What you should do:
Go over the entries and report the lines where the word "stomach" occurs.

** Opening Exercise input block **

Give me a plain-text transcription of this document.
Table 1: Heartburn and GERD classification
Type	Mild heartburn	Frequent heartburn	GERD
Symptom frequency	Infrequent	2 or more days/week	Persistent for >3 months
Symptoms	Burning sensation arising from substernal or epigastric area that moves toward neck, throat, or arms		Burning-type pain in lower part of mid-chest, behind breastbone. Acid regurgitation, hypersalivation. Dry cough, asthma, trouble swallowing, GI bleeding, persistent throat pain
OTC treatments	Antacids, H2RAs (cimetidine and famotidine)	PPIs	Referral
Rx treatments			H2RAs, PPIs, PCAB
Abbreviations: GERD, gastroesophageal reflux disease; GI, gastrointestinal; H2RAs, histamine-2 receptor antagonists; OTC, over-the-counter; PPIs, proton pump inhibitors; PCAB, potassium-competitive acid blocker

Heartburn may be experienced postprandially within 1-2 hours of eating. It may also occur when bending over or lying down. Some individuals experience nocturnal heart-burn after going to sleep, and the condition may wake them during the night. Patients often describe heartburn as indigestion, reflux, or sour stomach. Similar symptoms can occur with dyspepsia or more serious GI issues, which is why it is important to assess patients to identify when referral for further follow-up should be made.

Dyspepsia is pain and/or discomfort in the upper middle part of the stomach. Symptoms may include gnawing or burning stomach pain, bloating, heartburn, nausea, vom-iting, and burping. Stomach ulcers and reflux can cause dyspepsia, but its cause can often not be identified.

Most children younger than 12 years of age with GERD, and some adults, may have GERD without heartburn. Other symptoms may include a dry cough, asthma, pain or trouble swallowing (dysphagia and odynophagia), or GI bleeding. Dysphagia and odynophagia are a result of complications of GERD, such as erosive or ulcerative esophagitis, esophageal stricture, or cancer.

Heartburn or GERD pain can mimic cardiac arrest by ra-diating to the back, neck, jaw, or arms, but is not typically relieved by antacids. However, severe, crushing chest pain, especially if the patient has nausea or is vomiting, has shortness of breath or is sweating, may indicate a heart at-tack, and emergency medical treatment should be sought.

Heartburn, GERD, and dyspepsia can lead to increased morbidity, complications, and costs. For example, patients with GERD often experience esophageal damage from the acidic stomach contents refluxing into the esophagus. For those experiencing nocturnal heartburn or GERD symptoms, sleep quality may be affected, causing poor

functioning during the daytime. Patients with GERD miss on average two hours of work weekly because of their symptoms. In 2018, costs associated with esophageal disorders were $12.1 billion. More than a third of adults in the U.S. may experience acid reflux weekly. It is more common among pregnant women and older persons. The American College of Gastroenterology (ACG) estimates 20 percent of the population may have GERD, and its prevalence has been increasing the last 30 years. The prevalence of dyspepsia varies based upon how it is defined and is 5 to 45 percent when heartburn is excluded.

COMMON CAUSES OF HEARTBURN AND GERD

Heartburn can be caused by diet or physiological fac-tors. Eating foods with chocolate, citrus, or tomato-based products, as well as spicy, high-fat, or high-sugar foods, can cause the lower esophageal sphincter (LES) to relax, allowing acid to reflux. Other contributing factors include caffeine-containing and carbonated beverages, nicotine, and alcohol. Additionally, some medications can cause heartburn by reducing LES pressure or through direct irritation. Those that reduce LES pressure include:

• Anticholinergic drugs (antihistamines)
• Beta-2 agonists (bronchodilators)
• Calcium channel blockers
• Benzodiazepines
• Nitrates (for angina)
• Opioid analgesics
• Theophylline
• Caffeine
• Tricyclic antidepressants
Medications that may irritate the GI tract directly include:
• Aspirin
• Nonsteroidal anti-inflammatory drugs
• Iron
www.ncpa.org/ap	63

** Closing Exercise input block **
** Opening Exercise input block **

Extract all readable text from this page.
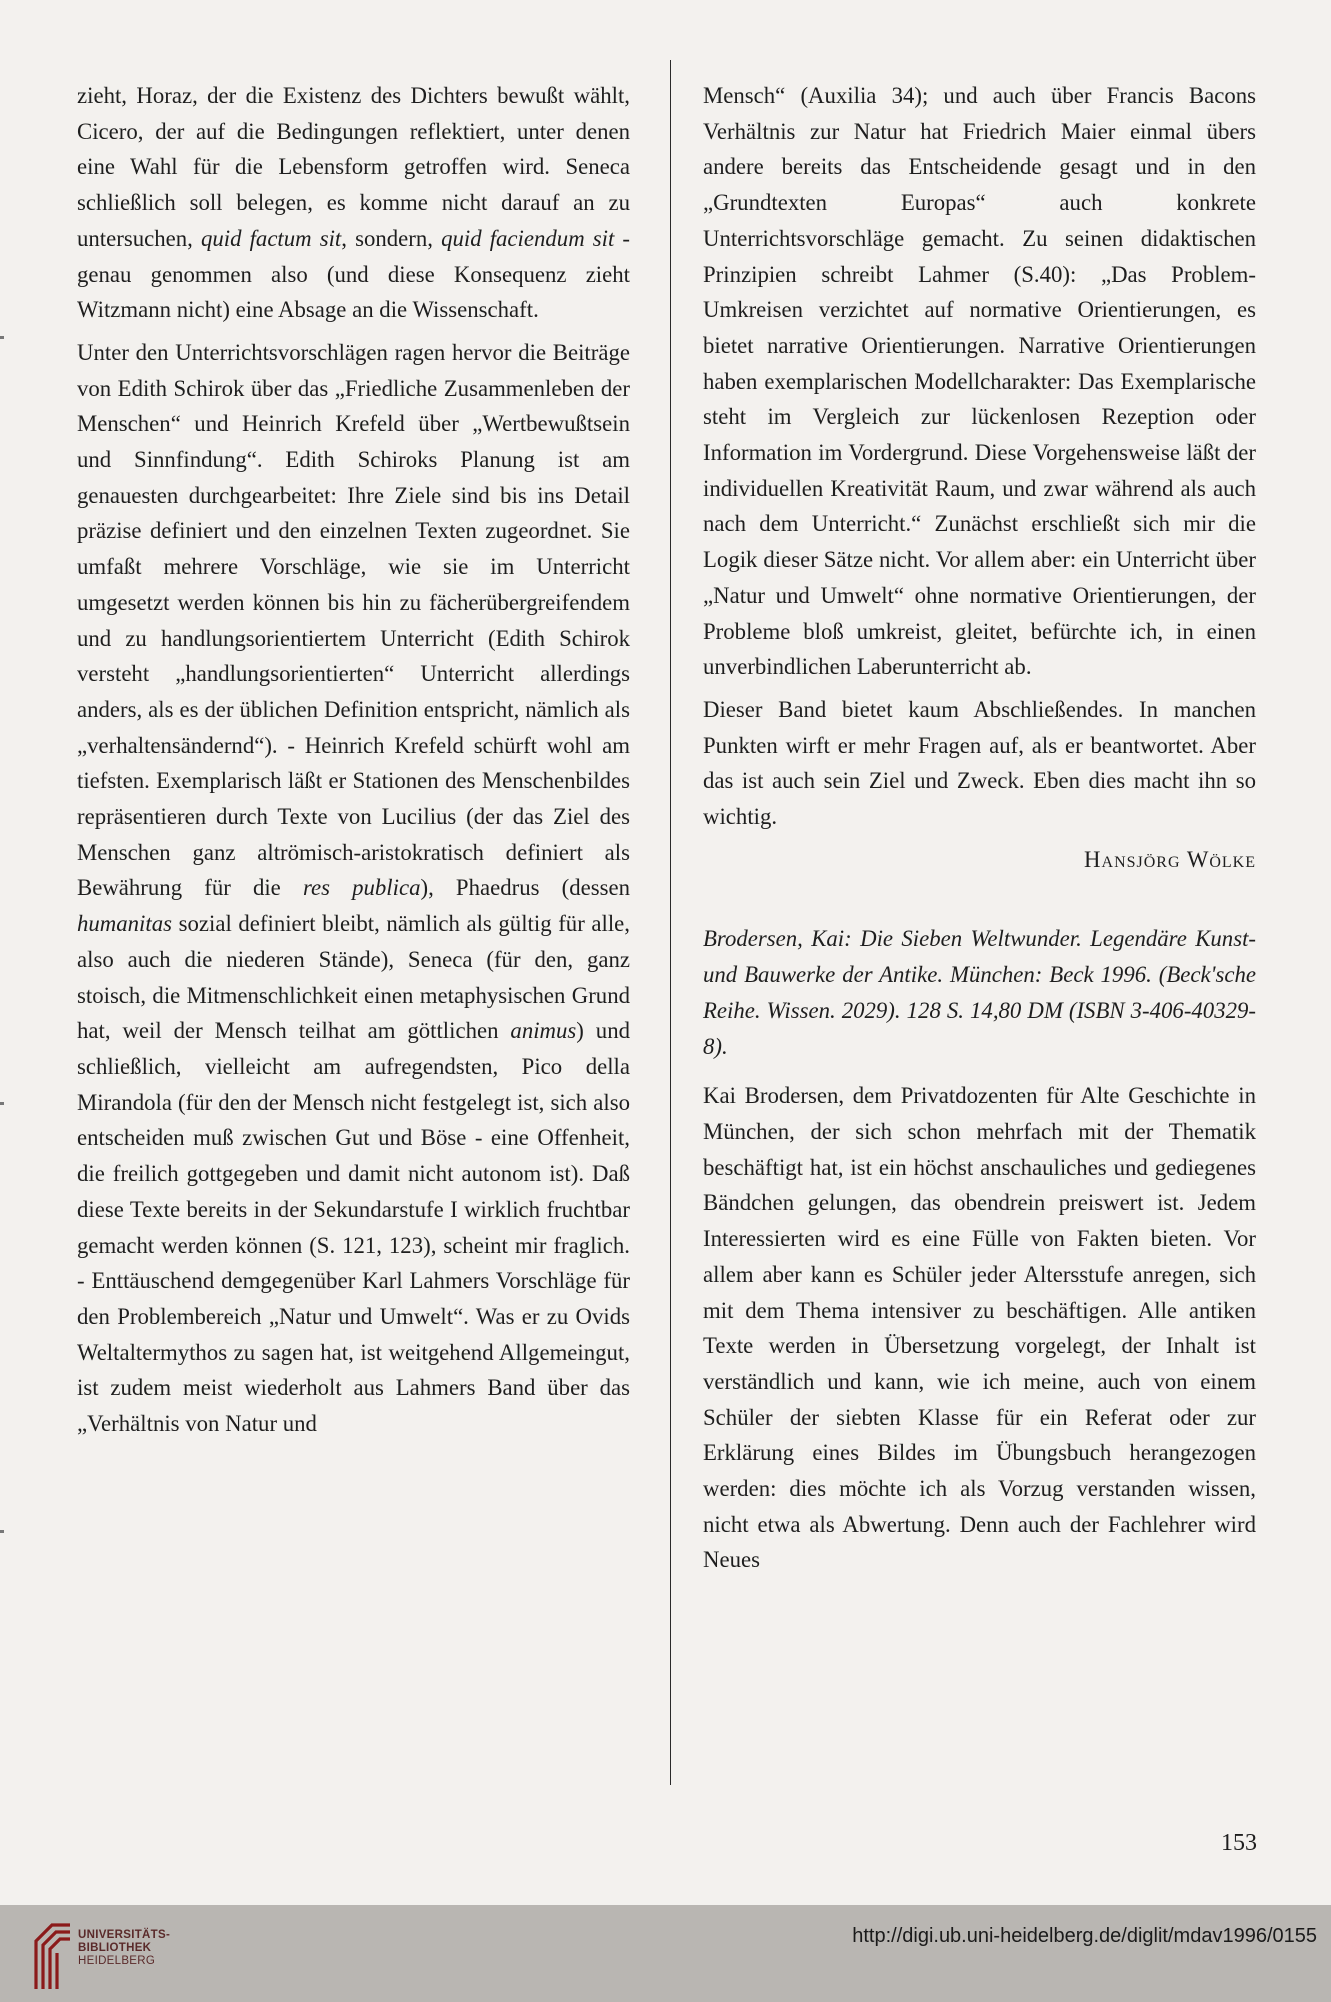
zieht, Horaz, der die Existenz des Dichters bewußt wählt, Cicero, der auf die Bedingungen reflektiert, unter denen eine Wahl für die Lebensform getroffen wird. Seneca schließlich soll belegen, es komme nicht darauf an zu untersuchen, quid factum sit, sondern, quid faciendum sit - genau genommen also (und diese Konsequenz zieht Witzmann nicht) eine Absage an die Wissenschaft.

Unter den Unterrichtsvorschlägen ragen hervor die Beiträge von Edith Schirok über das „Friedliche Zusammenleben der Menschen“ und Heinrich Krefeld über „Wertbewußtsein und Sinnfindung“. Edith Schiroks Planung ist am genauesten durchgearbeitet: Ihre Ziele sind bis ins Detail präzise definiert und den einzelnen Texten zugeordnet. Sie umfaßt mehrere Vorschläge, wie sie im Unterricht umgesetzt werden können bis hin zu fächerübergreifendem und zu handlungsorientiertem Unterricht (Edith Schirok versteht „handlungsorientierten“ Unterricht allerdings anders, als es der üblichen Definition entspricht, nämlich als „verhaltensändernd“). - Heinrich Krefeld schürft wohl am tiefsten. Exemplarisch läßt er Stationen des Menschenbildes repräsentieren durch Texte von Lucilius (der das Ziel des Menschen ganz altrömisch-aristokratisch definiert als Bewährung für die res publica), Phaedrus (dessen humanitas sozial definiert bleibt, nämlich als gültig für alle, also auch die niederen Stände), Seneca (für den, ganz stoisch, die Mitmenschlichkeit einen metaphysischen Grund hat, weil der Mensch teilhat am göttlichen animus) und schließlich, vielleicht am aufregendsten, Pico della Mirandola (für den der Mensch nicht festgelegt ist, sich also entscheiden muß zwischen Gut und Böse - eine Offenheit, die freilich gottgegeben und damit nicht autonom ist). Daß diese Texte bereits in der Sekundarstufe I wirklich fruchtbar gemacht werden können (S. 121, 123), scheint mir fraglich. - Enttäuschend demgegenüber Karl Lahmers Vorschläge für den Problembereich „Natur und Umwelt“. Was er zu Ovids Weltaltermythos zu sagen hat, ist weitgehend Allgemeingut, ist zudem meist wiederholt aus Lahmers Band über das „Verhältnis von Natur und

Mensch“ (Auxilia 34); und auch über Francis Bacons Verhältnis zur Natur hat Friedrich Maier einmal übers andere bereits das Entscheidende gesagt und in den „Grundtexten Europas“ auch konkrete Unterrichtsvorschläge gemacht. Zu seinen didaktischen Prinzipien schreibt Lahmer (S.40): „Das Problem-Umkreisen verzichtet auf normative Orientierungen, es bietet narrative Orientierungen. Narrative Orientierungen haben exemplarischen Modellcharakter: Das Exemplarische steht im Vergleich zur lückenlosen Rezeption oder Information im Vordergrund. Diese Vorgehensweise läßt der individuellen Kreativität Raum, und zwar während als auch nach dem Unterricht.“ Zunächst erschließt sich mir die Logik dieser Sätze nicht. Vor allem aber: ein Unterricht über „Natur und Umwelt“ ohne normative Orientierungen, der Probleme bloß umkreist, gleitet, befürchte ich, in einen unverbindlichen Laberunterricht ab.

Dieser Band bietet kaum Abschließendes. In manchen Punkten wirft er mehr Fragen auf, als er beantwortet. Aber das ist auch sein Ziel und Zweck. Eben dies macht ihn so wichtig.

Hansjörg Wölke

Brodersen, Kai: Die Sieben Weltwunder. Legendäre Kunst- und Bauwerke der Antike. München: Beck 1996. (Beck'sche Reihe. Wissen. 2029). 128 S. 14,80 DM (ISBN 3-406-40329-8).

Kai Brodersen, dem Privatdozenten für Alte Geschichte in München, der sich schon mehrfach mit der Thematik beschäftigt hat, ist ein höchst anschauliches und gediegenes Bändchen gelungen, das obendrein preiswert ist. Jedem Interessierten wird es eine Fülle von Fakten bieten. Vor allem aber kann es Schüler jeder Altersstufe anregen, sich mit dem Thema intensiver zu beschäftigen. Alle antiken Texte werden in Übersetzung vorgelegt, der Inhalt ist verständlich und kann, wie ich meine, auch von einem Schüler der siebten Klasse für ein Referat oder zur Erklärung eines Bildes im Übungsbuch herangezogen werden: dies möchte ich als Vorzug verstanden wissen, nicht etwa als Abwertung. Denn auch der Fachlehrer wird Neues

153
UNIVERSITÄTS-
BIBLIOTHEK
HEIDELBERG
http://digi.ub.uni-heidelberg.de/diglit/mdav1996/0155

** Closing Exercise input block **

Answer space:
Heartburn may be experienced postprandially within 1-2 hours of eating. It may also occur when bending over or lying down. Some individuals experience nocturnal heart-burn after going to sleep, and the condition may wake them during the night. Patients often describe heartburn as indigestion, reflux, or sour stomach. Similar symptoms can occur with dyspepsia or more serious GI issues, which is why it is important to assess patients to identify when referral for further follow-up should be made.
Dyspepsia is pain and/or discomfort in the upper middle part of the stomach. Symptoms may include gnawing or burning stomach pain, bloating, heartburn, nausea, vom-iting, and burping. Stomach ulcers and reflux can cause dyspepsia, but its cause can often not be identified.
Heartburn, GERD, and dyspepsia can lead to increased morbidity, complications, and costs. For example, patients with GERD often experience esophageal damage from the acidic stomach contents refluxing into the esophagus. For those experiencing nocturnal heartburn or GERD symptoms, sleep quality may be affected, causing poor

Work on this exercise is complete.